▸ **Exercise goal**
What lines in this listing contain the string "Clin"? Report each one by copying it.
┄┄┄┄┄┄
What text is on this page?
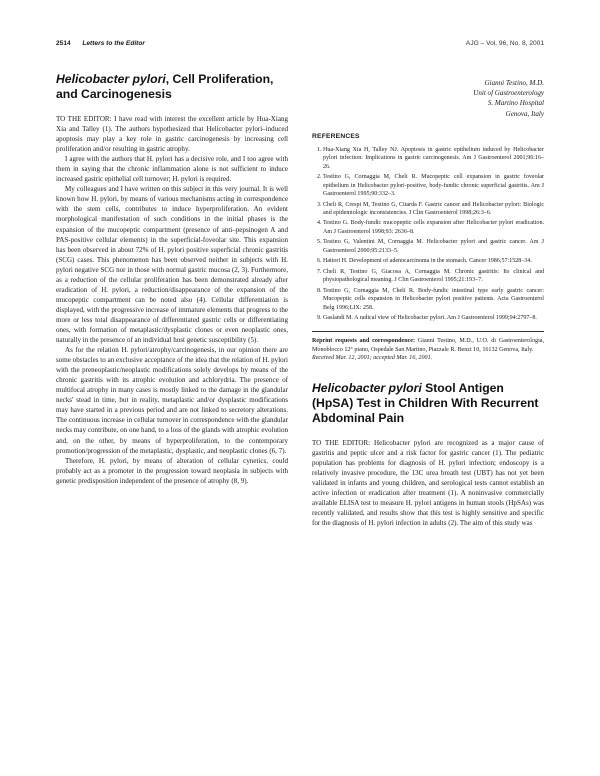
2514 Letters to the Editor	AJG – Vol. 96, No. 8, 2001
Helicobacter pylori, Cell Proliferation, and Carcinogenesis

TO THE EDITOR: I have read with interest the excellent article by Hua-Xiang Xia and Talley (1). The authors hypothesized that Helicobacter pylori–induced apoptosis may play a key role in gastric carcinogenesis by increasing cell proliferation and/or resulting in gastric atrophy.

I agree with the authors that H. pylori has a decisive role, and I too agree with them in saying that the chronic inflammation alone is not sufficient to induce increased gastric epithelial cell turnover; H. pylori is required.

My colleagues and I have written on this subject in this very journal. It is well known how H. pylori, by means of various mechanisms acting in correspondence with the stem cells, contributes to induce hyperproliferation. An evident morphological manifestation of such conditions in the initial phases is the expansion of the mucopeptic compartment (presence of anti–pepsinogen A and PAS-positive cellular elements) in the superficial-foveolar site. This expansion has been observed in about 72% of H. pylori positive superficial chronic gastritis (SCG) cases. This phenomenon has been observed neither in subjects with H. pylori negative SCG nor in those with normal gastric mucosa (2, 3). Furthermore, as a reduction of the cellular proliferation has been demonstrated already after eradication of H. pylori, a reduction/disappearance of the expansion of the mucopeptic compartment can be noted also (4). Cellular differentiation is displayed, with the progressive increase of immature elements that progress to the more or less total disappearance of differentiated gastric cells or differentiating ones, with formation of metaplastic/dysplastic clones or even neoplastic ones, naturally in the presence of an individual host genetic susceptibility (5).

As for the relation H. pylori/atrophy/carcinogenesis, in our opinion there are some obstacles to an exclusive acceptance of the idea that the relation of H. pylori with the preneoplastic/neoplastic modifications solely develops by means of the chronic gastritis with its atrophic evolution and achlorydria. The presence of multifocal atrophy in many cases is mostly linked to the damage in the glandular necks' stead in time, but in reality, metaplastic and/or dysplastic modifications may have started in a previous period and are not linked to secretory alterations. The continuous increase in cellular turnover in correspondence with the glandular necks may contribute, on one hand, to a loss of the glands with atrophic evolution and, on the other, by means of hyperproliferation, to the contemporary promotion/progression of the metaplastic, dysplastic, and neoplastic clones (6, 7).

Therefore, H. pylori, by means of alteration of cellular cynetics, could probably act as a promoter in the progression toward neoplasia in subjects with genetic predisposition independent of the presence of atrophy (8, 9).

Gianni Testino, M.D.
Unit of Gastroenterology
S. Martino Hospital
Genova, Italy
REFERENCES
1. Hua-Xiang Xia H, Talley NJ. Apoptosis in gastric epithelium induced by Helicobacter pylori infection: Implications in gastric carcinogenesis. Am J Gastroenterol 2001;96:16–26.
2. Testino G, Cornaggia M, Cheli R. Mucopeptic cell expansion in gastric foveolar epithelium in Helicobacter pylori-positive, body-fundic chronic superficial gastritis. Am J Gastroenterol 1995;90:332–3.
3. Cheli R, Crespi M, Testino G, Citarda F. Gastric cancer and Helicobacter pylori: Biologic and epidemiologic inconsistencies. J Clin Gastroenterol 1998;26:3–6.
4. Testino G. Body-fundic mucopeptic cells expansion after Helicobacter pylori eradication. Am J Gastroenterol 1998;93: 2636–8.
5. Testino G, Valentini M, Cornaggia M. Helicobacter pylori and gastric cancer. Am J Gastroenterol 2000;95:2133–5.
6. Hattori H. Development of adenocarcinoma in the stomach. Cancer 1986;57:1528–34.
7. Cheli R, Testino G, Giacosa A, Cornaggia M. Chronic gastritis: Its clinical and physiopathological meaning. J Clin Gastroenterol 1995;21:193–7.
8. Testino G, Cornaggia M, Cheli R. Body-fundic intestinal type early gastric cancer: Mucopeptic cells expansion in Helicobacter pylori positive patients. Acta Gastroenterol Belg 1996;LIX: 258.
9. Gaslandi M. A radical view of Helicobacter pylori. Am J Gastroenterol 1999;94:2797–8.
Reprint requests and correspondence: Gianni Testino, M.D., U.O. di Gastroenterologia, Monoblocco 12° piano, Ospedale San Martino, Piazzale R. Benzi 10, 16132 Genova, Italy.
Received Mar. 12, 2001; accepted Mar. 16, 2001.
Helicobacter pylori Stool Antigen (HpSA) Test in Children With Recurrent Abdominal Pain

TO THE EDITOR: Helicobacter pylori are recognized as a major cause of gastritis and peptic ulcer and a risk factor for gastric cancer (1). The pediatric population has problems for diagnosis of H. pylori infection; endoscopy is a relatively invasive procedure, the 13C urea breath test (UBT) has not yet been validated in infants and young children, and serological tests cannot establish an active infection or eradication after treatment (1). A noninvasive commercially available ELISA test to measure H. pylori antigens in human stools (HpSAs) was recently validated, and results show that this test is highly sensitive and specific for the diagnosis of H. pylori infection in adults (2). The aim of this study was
┄┄┄┄┄┄
▸ **Solution**
3. Cheli R, Crespi M, Testino G, Citarda F. Gastric cancer and Helicobacter pylori: Biologic and epidemiologic inconsistencies. J Clin Gastroenterol 1998;26:3–6.
7. Cheli R, Testino G, Giacosa A, Cornaggia M. Chronic gastritis: Its clinical and physiopathological meaning. J Clin Gastroenterol 1995;21:193–7.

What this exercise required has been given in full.